| Task requirements |
Only the lines from the one containing "Parse this screenshot: output" through the end of the data below should be copied, each exactly as written and with both ends kept.

| Material provided |
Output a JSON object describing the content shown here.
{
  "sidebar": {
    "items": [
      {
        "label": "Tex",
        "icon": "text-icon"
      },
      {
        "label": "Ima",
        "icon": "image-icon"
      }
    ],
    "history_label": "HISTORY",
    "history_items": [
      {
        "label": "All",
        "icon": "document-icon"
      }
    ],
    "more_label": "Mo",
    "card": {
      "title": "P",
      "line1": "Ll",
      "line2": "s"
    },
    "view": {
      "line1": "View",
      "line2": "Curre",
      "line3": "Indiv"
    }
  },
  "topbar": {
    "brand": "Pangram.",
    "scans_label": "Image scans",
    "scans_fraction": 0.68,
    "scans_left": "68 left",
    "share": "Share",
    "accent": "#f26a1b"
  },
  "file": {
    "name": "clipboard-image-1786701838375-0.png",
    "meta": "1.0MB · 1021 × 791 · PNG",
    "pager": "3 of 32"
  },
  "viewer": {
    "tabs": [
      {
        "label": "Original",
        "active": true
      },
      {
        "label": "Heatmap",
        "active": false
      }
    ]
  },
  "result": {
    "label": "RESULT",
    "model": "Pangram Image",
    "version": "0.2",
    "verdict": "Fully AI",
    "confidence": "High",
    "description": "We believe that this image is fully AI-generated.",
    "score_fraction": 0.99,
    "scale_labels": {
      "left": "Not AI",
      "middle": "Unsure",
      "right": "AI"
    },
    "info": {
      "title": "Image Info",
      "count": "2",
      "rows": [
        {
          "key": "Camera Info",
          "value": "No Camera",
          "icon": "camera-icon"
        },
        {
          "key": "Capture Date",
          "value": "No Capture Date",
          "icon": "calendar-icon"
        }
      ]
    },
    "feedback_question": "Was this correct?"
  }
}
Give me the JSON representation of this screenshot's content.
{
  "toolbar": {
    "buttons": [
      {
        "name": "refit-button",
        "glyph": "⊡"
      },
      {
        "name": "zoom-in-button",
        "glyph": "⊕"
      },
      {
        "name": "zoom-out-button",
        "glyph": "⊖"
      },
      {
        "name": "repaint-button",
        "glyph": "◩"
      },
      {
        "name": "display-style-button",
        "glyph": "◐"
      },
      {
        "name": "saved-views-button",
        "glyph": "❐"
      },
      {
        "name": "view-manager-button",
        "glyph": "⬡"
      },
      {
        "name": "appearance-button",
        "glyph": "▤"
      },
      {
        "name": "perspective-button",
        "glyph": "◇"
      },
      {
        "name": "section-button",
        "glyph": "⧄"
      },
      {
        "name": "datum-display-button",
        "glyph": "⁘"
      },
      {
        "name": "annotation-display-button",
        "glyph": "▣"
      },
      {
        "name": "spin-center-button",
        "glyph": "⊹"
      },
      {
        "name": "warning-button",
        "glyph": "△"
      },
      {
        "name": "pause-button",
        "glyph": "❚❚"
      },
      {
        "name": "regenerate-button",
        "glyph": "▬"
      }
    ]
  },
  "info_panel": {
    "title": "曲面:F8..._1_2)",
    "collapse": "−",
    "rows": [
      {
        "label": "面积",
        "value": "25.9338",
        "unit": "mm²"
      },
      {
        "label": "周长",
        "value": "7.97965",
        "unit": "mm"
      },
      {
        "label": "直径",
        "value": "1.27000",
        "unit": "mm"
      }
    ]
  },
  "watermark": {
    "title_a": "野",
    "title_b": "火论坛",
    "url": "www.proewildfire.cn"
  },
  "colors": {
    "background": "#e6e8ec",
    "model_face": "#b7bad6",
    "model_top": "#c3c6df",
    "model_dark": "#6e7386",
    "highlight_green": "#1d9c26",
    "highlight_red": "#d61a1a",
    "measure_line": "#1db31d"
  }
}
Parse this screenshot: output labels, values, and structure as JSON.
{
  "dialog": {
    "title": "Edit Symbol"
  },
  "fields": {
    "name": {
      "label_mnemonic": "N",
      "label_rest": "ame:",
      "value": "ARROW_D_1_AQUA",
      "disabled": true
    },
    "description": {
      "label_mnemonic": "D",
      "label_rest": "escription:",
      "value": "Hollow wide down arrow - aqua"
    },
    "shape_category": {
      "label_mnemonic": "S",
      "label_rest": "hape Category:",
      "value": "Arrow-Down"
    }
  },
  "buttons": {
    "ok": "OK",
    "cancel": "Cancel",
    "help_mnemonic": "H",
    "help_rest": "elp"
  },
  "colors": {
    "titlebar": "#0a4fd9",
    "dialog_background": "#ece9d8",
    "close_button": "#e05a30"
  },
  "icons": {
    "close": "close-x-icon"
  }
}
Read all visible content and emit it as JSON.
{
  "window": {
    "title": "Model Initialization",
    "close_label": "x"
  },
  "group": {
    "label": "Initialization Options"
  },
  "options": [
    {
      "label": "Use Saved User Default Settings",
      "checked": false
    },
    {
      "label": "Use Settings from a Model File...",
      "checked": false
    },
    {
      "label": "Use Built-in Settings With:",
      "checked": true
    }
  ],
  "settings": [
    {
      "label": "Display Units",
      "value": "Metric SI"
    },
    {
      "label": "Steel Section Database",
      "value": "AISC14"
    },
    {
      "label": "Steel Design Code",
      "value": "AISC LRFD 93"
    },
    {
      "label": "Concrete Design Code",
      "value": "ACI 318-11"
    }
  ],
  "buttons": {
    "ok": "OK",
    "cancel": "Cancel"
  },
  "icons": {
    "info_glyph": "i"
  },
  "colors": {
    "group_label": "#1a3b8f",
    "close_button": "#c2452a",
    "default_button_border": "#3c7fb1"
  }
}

| Exercise output |
Parse this screenshot: output labels, values, and structure as JSON.
{
  "dialog": {
    "title": "Edit Symbol"
  },
  "fields": {
    "name": {
      "label_mnemonic": "N",
      "label_rest": "ame:",
      "value": "ARROW_D_1_AQUA",
      "disabled": true
    },
    "description": {
      "label_mnemonic": "D",
      "label_rest": "escription:",
      "value": "Hollow wide down arrow - aqua"
    },
    "shape_category": {
      "label_mnemonic": "S",
      "label_rest": "hape Category:",
      "value": "Arrow-Down"
    }
  },
  "buttons": {
    "ok": "OK",
    "cancel": "Cancel",
    "help_mnemonic": "H",
    "help_rest": "elp"
  },
  "colors": {
    "titlebar": "#0a4fd9",
    "dialog_background": "#ece9d8",
    "close_button": "#e05a30"
  },
  "icons": {
    "close": "close-x-icon"
  }
}
Read all visible content and emit it as JSON.
{
  "window": {
    "title": "Model Initialization",
    "close_label": "x"
  },
  "group": {
    "label": "Initialization Options"
  },
  "options": [
    {
      "label": "Use Saved User Default Settings",
      "checked": false
    },
    {
      "label": "Use Settings from a Model File...",
      "checked": false
    },
    {
      "label": "Use Built-in Settings With:",
      "checked": true
    }
  ],
  "settings": [
    {
      "label": "Display Units",
      "value": "Metric SI"
    },
    {
      "label": "Steel Section Database",
      "value": "AISC14"
    },
    {
      "label": "Steel Design Code",
      "value": "AISC LRFD 93"
    },
    {
      "label": "Concrete Design Code",
      "value": "ACI 318-11"
    }
  ],
  "buttons": {
    "ok": "OK",
    "cancel": "Cancel"
  },
  "icons": {
    "info_glyph": "i"
  },
  "colors": {
    "group_label": "#1a3b8f",
    "close_button": "#c2452a",
    "default_button_border": "#3c7fb1"
  }
}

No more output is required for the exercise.